◆ **Given information**
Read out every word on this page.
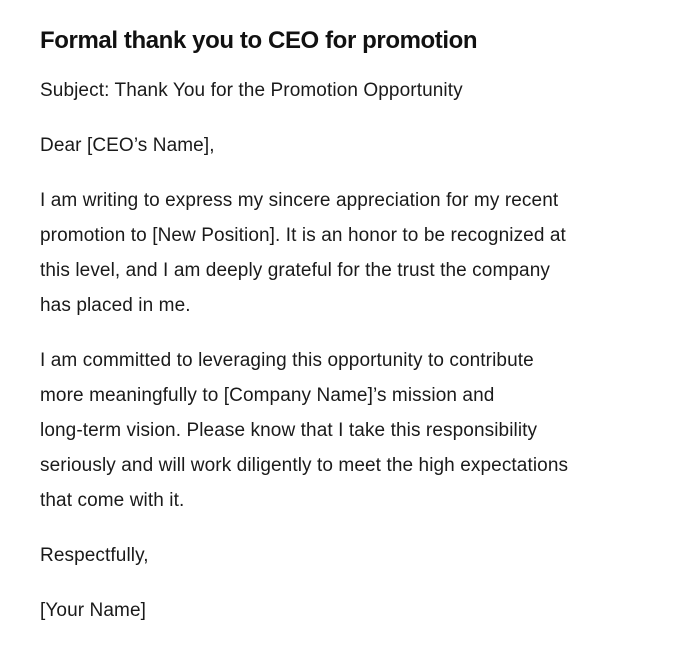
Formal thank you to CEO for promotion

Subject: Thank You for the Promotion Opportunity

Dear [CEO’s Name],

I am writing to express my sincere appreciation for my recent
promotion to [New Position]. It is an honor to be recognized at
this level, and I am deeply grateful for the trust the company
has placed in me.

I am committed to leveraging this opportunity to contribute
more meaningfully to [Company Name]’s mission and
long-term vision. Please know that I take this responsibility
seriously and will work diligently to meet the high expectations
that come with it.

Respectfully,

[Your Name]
* * *
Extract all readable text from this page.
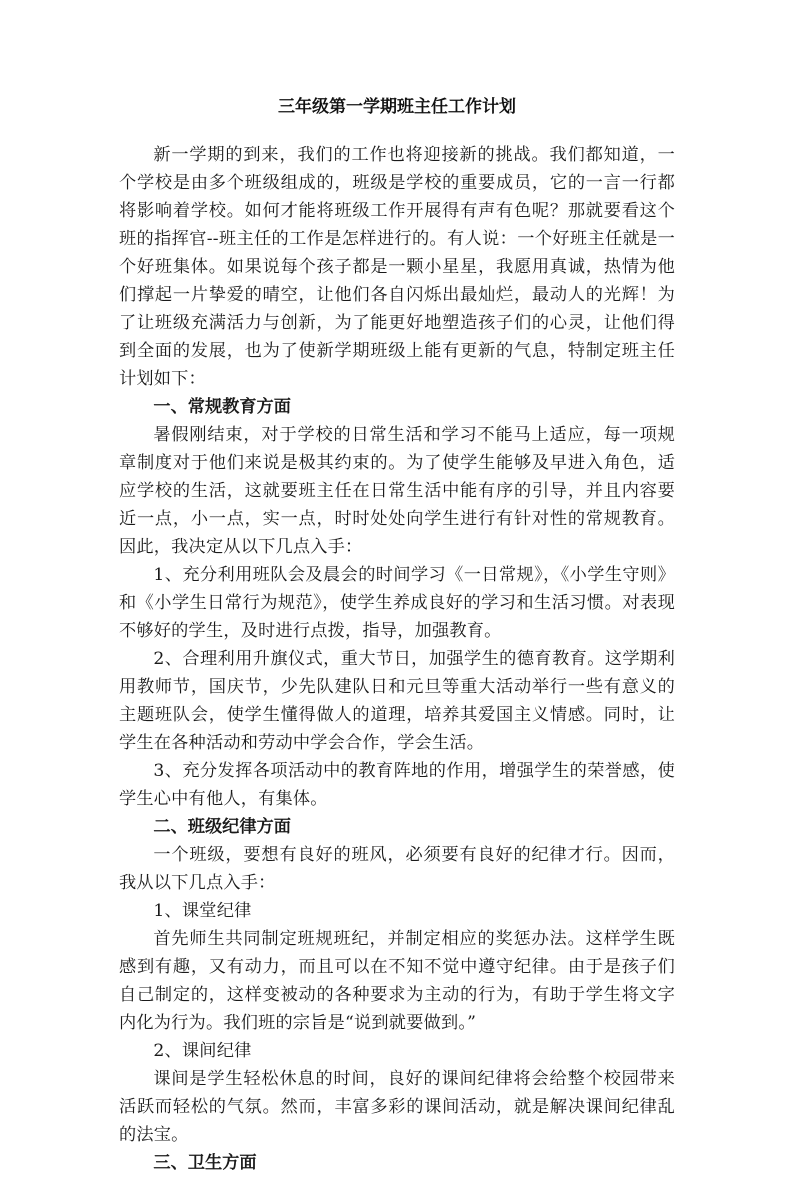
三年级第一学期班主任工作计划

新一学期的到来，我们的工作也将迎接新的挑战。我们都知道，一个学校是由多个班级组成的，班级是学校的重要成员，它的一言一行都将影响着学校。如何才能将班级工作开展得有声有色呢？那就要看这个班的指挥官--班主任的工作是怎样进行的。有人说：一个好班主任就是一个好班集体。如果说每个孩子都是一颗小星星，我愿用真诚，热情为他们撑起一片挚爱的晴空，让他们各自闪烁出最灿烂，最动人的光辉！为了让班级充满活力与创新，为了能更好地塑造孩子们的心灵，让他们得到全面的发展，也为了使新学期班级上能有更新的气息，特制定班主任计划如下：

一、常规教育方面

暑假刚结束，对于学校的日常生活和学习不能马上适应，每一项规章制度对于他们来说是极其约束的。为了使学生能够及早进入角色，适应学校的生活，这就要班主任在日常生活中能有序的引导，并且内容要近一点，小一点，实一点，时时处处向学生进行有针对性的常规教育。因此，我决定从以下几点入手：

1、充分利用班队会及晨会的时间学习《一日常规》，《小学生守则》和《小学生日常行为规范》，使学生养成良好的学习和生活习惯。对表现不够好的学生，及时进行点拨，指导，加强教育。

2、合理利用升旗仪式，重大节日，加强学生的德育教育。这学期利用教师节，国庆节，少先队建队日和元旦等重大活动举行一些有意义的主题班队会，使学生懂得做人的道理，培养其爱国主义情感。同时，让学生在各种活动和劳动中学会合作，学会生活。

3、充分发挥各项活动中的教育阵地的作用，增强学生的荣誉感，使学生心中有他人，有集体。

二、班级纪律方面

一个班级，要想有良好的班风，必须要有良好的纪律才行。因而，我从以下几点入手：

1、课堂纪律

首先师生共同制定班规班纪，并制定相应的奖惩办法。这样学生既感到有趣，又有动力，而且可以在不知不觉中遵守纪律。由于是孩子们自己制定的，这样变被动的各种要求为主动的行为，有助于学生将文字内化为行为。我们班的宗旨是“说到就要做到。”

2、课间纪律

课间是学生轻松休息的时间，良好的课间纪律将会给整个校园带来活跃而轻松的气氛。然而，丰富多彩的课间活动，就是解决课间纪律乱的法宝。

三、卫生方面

◆ **Description of the task**
Using the listing above, show each line holding the string "this".

◆ **Finished task**
Read out every word on this page.
this level, and I am deeply grateful for the trust the company
I am committed to leveraging this opportunity to contribute
long-term vision. Please know that I take this responsibility
Extract all readable text from this page.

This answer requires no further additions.